■ Given problem: Extract all lines containing "jest".

* Begin *

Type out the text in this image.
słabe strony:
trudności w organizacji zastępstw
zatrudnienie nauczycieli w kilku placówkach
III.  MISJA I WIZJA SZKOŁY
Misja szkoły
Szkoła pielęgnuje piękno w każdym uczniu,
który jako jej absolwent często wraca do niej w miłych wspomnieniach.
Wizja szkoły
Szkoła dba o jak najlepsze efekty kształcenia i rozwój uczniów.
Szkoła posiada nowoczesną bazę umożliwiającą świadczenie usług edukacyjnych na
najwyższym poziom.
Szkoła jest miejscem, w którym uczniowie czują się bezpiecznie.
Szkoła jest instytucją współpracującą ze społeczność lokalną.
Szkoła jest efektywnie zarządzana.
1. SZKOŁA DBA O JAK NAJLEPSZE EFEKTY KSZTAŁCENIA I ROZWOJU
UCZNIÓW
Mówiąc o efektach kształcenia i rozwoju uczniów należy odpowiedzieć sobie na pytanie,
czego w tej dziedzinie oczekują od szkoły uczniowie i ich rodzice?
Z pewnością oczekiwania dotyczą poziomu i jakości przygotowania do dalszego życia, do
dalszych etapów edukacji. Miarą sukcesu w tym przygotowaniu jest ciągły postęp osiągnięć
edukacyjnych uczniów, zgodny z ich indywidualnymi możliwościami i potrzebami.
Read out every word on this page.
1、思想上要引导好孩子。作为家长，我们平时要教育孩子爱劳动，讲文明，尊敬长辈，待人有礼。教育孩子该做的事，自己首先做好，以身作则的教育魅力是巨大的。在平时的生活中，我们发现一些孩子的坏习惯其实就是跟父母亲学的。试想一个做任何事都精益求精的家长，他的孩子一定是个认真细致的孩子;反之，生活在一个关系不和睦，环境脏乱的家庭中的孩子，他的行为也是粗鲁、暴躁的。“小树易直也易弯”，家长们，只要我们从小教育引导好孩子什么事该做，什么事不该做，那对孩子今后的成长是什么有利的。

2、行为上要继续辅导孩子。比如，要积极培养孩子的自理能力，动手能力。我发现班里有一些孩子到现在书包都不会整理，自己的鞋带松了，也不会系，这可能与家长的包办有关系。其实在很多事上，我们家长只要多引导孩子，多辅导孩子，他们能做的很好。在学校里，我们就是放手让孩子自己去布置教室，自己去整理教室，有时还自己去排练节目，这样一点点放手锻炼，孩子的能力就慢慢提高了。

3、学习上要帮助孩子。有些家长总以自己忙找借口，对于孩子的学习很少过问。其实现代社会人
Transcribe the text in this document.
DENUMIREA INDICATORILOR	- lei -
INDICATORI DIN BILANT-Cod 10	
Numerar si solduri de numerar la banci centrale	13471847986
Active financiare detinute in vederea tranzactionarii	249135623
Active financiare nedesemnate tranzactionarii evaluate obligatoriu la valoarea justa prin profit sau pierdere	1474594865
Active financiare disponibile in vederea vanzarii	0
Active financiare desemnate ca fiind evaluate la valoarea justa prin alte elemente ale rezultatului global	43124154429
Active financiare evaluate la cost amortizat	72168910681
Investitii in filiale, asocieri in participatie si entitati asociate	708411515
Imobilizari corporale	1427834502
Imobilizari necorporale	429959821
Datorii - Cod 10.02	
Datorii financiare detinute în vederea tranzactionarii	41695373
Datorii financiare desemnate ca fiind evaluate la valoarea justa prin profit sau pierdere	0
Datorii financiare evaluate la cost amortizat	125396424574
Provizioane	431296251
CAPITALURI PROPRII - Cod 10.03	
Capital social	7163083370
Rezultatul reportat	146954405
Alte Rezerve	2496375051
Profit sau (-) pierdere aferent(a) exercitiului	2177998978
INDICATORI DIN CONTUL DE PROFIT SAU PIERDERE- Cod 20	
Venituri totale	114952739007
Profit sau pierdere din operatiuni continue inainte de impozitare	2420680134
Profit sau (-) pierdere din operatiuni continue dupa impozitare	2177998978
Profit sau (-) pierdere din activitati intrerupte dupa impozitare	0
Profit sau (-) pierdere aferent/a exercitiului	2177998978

* End *

■ Problem solution:
Szkoła jest miejscem, w którym uczniowie czują się bezpiecznie.
Szkoła jest instytucją współpracującą ze społeczność lokalną.
Szkoła jest efektywnie zarządzana.
dalszych etapów edukacji. Miarą sukcesu w tym przygotowaniu jest ciągły postęp osiągnięć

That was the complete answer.